- **To do**:
Copy each line that contains the string "JSON".

- **Dataset records**:
*****
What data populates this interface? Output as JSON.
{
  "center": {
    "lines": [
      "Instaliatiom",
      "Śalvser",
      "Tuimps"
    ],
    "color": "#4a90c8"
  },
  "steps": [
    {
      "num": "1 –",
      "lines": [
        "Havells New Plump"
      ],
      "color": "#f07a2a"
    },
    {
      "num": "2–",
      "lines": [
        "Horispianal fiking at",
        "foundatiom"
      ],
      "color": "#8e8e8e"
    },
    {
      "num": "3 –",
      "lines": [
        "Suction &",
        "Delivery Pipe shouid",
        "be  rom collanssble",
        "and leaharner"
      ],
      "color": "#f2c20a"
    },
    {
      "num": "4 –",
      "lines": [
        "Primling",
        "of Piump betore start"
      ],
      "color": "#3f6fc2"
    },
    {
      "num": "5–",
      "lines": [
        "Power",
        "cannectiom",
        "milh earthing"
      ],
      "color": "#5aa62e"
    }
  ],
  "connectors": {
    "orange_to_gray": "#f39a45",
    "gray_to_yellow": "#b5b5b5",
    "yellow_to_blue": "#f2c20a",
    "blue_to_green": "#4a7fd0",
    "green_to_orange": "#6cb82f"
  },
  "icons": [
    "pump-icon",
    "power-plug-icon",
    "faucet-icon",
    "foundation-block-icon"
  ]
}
*****
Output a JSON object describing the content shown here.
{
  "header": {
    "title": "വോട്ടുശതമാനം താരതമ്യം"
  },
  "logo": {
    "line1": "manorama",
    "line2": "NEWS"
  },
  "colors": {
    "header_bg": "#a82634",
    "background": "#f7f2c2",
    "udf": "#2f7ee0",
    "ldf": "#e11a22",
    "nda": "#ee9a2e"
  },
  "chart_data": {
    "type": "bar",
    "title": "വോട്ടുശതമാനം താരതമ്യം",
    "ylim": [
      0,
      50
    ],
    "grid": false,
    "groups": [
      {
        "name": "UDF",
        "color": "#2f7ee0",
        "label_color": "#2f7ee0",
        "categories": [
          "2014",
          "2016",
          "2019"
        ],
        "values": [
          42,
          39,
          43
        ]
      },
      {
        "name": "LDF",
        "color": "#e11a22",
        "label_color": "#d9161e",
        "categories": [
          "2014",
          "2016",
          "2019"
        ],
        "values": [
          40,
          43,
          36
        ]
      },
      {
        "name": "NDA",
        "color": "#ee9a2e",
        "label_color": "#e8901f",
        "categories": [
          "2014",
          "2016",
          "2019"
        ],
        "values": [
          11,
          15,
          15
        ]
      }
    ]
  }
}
*****
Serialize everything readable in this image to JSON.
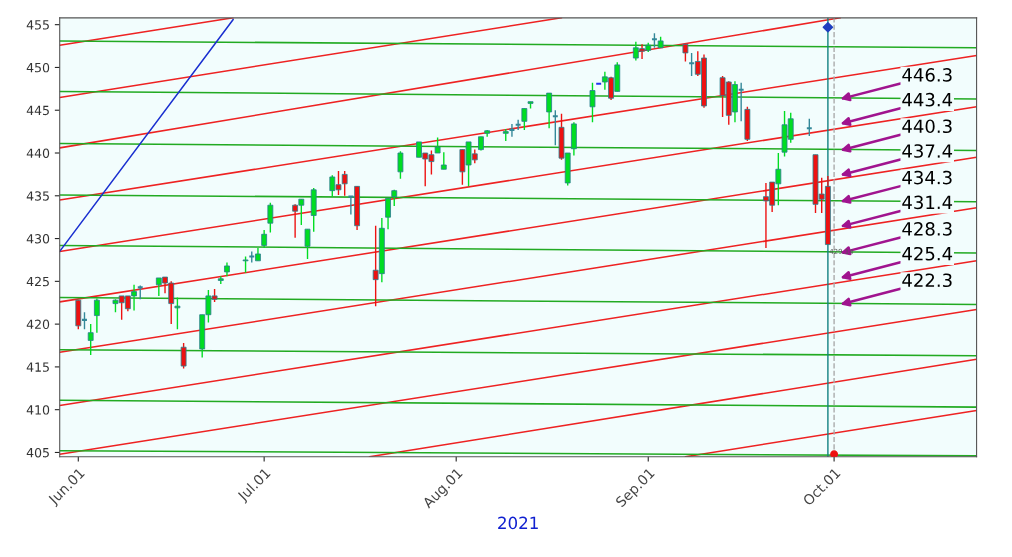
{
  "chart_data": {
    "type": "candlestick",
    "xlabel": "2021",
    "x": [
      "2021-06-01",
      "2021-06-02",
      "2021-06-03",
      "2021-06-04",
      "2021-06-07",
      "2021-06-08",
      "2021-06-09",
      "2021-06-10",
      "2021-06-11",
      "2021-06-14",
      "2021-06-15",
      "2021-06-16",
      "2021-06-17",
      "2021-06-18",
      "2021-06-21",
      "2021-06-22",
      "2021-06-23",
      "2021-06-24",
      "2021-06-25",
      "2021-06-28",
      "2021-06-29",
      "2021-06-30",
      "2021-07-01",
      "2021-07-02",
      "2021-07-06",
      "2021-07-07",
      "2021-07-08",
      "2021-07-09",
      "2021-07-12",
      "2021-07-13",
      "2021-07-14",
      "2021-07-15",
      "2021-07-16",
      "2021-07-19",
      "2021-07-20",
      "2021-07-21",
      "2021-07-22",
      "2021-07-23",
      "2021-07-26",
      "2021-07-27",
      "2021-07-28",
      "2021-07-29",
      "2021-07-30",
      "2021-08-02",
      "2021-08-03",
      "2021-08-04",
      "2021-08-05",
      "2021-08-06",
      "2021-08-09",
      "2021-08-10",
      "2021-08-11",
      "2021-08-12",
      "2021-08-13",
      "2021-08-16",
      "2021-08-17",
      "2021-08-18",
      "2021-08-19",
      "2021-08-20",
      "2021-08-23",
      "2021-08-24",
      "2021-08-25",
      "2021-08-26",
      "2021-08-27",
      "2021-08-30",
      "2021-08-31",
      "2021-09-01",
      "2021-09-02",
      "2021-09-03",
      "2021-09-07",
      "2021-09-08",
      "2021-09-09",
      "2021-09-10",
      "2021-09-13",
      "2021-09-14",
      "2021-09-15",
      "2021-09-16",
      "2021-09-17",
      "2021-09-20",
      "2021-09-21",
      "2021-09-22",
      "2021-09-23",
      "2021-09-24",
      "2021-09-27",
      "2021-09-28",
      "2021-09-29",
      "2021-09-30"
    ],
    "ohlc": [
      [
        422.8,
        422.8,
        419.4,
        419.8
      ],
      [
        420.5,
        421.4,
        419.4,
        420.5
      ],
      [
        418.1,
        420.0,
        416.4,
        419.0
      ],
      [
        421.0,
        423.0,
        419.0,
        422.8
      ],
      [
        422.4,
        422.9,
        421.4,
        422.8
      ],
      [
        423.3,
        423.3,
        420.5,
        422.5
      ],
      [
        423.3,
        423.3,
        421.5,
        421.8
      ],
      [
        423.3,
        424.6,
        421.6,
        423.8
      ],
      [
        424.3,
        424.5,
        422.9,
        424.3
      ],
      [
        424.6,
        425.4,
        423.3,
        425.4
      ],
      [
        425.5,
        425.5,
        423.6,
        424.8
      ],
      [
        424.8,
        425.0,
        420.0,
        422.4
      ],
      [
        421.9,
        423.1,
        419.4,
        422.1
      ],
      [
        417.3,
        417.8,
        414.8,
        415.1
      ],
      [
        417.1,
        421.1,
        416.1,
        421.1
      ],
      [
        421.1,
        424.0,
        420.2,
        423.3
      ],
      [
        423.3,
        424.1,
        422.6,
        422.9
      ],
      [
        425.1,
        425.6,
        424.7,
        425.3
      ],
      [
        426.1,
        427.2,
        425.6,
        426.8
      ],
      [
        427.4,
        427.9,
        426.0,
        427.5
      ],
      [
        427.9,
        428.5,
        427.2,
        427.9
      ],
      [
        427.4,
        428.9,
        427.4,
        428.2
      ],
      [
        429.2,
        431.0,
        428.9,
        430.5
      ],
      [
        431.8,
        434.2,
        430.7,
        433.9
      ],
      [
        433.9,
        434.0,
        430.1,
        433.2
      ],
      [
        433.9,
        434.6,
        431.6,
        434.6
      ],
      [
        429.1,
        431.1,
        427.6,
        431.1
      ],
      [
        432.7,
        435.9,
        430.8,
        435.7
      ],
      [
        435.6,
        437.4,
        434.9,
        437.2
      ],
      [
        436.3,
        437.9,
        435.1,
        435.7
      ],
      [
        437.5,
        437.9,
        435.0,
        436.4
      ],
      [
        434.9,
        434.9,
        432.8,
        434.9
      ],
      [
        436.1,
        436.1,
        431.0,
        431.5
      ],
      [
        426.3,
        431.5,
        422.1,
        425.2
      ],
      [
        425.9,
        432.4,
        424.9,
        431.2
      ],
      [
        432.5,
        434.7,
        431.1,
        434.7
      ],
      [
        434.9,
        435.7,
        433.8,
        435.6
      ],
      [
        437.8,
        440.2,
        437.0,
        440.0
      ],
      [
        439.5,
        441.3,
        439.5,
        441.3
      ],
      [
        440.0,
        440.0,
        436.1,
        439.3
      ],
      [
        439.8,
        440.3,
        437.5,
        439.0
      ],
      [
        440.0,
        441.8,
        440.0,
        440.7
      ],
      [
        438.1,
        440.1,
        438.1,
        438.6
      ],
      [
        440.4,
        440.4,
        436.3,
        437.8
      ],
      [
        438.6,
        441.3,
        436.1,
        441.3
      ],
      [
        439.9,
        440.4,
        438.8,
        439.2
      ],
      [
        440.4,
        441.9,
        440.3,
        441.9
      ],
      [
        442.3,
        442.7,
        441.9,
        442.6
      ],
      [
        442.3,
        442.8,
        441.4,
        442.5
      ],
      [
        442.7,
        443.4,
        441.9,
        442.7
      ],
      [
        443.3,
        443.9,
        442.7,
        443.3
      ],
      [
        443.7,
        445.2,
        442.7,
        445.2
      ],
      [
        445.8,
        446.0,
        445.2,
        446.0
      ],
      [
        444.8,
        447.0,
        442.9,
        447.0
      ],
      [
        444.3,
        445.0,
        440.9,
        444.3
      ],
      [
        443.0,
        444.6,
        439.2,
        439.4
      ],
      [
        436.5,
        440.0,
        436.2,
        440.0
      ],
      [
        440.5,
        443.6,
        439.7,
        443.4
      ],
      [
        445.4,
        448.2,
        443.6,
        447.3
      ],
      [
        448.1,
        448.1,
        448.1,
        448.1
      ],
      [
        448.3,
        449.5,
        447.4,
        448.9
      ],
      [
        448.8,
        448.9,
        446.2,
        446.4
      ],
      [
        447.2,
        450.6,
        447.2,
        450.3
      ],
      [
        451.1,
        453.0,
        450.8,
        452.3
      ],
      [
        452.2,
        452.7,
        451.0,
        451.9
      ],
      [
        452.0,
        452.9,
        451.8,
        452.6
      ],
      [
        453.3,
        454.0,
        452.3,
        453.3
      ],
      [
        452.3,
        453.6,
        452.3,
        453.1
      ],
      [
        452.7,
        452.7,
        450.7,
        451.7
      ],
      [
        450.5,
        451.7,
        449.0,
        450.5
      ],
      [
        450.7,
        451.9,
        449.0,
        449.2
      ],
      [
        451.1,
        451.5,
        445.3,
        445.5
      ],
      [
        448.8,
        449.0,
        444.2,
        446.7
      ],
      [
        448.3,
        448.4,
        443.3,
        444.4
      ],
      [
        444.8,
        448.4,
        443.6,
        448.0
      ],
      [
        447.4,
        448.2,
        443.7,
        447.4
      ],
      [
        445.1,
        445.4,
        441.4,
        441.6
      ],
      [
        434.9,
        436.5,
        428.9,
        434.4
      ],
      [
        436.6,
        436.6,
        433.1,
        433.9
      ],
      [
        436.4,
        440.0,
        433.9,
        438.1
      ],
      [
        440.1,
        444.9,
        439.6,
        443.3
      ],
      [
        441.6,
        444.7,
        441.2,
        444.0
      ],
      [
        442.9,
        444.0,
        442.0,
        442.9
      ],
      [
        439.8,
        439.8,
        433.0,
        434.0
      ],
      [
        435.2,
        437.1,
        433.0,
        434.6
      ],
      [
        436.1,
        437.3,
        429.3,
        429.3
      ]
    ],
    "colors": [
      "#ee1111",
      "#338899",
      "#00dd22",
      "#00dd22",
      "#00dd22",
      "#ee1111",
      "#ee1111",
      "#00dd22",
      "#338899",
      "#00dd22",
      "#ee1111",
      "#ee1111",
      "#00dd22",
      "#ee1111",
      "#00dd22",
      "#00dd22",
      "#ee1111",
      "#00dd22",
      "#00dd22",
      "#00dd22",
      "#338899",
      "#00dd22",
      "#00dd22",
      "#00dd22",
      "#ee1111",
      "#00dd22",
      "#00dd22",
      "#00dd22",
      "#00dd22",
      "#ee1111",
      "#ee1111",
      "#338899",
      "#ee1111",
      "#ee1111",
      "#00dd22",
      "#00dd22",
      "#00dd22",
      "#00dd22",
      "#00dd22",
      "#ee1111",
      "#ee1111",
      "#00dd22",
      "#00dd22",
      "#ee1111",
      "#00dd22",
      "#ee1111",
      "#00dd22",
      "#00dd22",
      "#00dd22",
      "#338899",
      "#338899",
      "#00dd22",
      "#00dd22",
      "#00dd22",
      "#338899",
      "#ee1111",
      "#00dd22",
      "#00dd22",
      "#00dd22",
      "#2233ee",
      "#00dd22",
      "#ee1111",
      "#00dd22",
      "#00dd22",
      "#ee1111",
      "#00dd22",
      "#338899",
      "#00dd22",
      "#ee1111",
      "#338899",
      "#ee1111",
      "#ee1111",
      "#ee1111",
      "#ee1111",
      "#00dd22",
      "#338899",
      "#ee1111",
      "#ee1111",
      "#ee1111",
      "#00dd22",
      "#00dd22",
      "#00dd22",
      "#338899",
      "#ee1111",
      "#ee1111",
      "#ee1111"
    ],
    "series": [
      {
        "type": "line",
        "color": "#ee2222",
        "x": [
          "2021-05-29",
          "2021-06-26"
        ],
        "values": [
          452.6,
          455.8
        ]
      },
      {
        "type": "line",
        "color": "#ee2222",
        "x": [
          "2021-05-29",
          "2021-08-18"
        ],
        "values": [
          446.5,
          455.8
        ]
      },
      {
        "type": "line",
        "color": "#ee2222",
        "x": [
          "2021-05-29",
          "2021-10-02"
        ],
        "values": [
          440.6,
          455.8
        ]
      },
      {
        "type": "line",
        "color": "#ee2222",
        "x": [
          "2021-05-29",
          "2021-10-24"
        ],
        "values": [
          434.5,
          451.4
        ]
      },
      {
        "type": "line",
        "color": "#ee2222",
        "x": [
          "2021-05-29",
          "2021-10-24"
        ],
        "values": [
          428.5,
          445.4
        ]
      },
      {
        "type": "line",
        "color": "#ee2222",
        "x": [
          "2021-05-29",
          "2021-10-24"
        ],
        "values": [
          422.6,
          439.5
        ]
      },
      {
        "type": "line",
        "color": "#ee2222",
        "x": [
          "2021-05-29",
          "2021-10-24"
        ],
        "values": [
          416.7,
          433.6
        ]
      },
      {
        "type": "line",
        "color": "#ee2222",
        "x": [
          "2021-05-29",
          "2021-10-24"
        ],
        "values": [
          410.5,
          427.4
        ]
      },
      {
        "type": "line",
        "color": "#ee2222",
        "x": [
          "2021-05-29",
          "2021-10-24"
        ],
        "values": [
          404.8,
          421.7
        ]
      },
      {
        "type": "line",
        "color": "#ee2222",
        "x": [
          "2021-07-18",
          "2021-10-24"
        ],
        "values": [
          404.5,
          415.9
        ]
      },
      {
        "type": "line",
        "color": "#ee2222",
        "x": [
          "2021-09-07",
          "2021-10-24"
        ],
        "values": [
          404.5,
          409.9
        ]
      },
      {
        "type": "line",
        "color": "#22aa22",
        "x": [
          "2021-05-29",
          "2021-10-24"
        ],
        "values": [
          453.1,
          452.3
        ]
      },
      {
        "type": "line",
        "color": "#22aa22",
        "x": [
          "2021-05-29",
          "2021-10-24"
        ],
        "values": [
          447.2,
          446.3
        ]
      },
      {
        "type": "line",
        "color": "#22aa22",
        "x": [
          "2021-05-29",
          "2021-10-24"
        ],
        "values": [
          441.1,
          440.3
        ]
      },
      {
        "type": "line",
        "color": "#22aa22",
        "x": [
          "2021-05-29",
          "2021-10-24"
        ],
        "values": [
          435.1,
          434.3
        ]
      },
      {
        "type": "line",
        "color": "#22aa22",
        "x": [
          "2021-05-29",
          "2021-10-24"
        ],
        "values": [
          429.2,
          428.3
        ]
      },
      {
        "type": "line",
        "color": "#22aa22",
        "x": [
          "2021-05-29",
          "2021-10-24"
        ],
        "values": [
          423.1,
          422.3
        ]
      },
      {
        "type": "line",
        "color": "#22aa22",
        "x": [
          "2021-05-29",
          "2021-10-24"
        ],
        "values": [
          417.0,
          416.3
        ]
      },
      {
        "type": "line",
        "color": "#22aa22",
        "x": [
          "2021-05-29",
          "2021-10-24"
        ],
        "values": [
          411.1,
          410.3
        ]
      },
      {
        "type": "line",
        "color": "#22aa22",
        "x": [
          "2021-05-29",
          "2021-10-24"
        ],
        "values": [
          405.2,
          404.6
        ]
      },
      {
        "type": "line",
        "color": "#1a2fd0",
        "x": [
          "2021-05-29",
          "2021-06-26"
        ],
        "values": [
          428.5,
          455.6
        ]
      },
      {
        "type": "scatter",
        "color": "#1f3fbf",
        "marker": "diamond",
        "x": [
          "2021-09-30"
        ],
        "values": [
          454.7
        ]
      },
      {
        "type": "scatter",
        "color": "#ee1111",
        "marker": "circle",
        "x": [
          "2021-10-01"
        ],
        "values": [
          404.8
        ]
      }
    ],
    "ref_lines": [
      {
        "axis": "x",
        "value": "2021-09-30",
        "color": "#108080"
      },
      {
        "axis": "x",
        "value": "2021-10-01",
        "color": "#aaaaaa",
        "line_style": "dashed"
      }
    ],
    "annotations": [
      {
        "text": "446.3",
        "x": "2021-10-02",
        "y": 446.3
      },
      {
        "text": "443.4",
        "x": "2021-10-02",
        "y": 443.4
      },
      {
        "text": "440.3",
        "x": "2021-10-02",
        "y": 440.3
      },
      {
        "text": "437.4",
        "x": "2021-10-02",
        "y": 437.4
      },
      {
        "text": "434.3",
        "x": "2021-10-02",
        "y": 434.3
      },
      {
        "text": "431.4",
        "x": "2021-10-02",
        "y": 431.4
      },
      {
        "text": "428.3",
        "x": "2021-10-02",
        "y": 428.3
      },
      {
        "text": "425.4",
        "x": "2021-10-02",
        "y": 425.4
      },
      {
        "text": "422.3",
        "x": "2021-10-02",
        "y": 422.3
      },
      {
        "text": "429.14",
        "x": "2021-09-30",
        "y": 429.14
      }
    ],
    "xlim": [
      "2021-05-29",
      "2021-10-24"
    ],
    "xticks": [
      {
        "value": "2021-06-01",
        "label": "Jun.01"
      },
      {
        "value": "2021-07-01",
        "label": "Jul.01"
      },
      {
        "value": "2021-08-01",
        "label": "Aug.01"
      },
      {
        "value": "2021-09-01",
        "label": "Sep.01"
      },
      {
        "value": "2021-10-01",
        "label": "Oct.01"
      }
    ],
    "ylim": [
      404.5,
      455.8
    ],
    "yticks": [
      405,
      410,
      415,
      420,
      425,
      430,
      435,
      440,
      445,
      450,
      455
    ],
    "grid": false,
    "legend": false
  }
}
*****
- **Complete response**:
What data populates this interface? Output as JSON.
Output a JSON object describing the content shown here.
Serialize everything readable in this image to JSON.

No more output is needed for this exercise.